Aim: Check each line of the records for "this"; collect those that have it.
** start Supplied data **
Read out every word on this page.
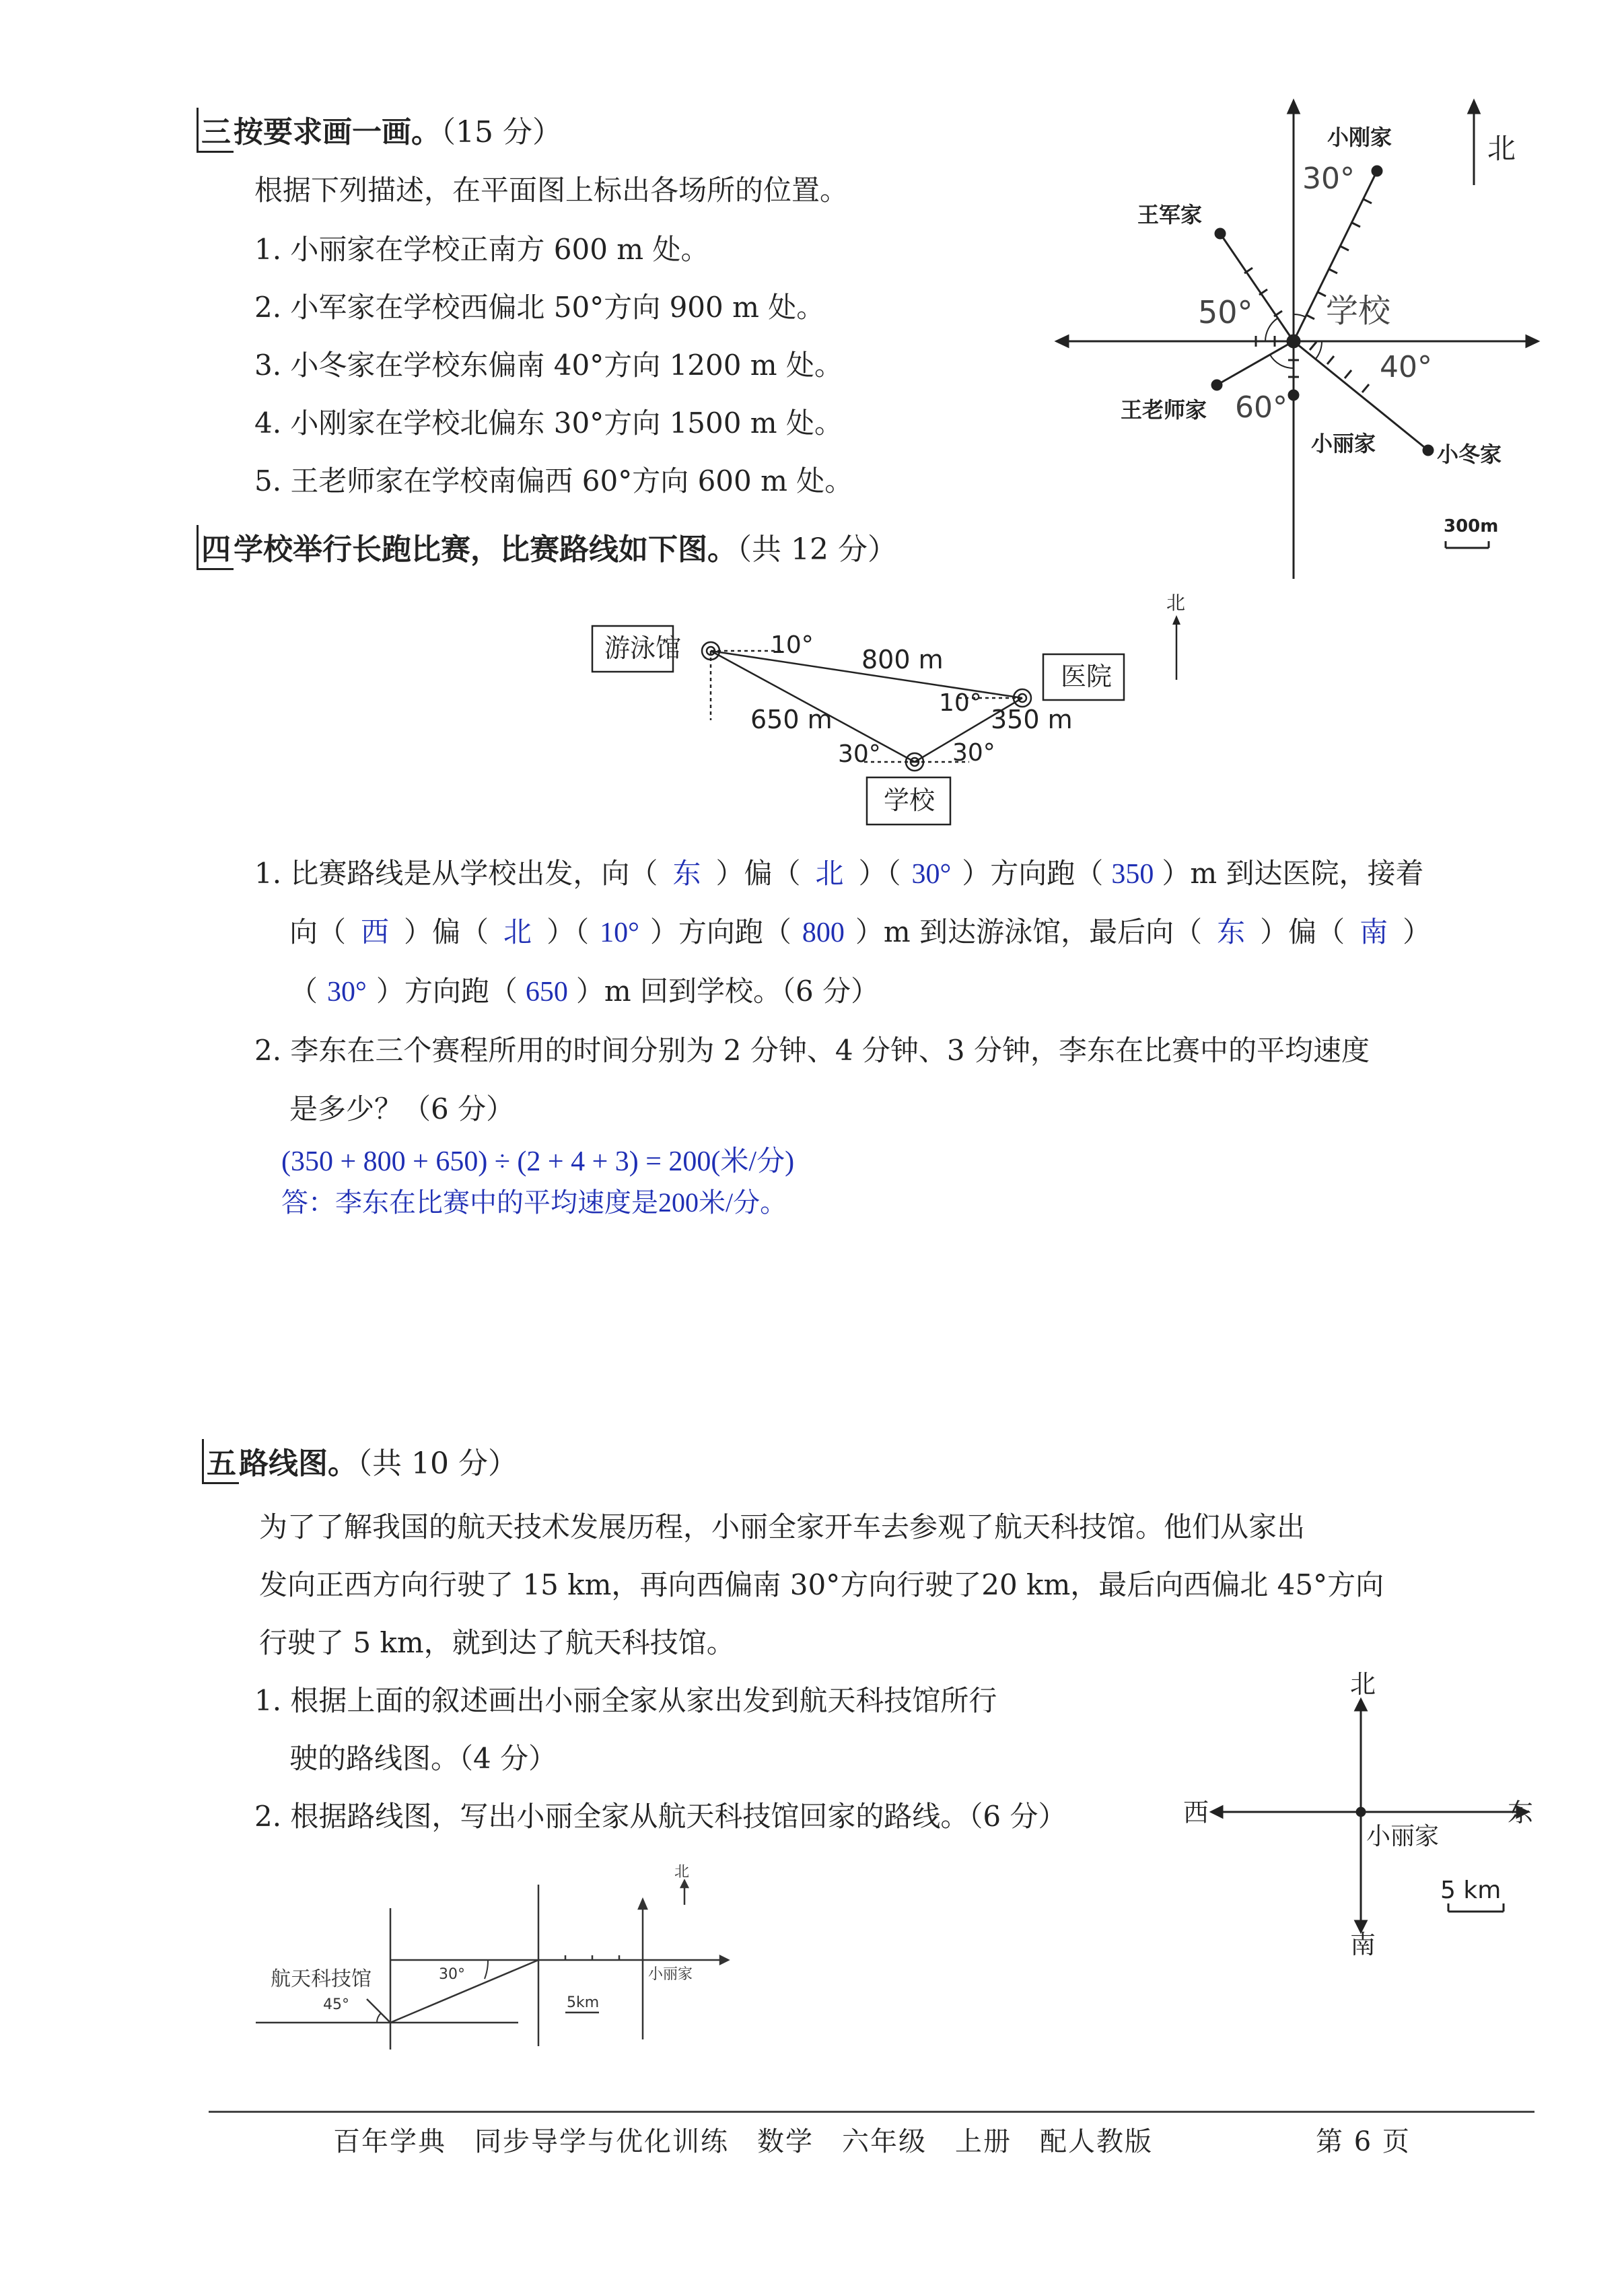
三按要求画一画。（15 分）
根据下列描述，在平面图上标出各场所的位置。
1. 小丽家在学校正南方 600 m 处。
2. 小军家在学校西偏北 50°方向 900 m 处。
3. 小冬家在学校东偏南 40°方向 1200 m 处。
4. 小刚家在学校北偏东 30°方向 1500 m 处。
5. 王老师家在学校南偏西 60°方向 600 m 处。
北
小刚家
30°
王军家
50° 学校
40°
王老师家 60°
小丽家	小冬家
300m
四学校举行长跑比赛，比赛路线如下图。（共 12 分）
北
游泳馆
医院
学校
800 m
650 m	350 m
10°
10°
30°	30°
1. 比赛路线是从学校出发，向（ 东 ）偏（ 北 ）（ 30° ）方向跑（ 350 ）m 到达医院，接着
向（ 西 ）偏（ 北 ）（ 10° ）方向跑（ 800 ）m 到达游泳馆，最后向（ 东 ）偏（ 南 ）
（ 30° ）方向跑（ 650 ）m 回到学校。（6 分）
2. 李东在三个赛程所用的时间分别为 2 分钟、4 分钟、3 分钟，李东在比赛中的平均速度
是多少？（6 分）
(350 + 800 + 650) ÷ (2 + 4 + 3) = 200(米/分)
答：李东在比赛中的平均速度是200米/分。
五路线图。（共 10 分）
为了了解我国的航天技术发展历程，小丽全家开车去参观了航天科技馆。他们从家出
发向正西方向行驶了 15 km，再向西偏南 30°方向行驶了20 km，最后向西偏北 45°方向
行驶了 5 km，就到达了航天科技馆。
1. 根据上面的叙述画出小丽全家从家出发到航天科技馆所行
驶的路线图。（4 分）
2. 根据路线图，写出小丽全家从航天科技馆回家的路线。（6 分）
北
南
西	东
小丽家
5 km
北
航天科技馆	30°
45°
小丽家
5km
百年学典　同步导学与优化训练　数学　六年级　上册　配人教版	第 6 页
** end Supplied data **
** start Supplied data **
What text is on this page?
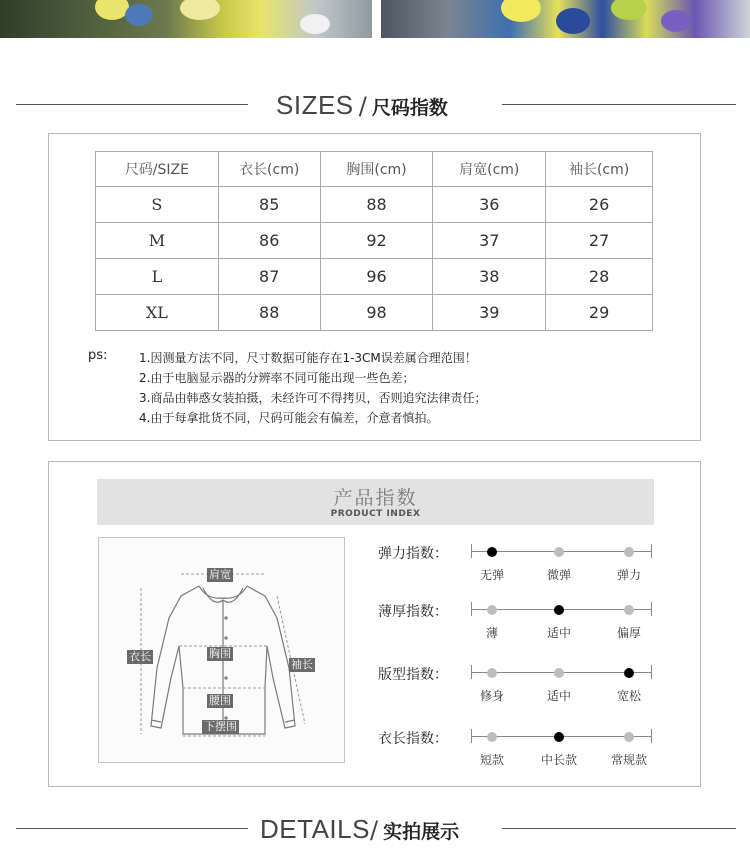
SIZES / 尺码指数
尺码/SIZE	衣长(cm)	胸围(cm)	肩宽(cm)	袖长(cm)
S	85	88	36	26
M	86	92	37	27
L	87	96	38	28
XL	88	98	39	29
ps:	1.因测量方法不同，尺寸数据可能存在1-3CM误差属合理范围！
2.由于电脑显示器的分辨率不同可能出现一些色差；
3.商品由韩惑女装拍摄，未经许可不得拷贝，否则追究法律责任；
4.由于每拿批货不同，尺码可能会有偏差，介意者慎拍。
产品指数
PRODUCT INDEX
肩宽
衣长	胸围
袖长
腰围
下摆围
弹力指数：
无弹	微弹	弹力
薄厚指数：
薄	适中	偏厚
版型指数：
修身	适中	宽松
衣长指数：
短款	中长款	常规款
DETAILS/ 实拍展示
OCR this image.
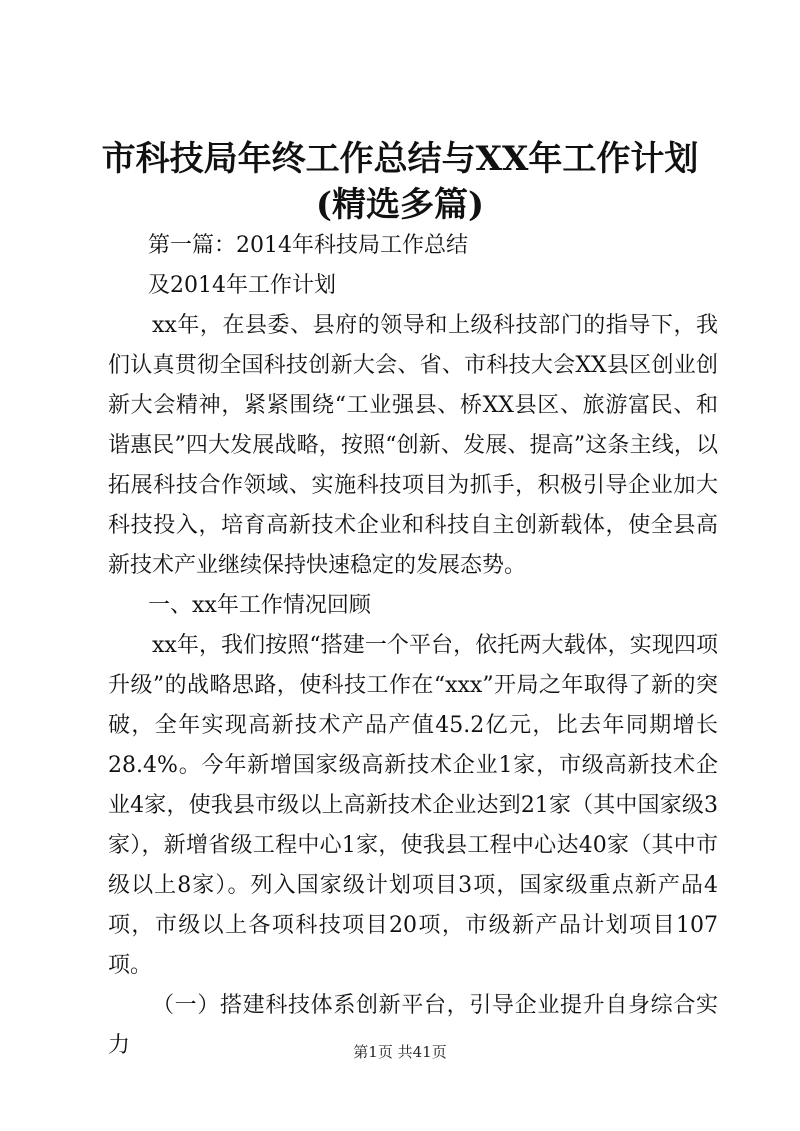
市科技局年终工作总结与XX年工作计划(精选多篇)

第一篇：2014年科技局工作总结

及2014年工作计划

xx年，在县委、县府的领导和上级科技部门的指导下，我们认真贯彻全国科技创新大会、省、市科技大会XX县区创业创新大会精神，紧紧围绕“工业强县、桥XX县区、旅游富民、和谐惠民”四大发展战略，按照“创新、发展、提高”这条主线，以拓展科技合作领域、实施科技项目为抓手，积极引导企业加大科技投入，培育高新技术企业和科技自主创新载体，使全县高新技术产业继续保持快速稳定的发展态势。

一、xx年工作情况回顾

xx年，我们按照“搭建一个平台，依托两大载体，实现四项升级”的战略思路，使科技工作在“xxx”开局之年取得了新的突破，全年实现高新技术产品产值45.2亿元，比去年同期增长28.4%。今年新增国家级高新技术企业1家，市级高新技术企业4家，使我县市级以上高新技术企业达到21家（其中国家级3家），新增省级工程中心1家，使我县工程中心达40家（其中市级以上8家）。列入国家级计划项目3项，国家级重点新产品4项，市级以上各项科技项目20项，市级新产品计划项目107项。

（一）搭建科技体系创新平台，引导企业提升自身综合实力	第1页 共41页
** end Supplied data **
Final answer:
Read out every word on this page.
What text is on this page?
OCR this image.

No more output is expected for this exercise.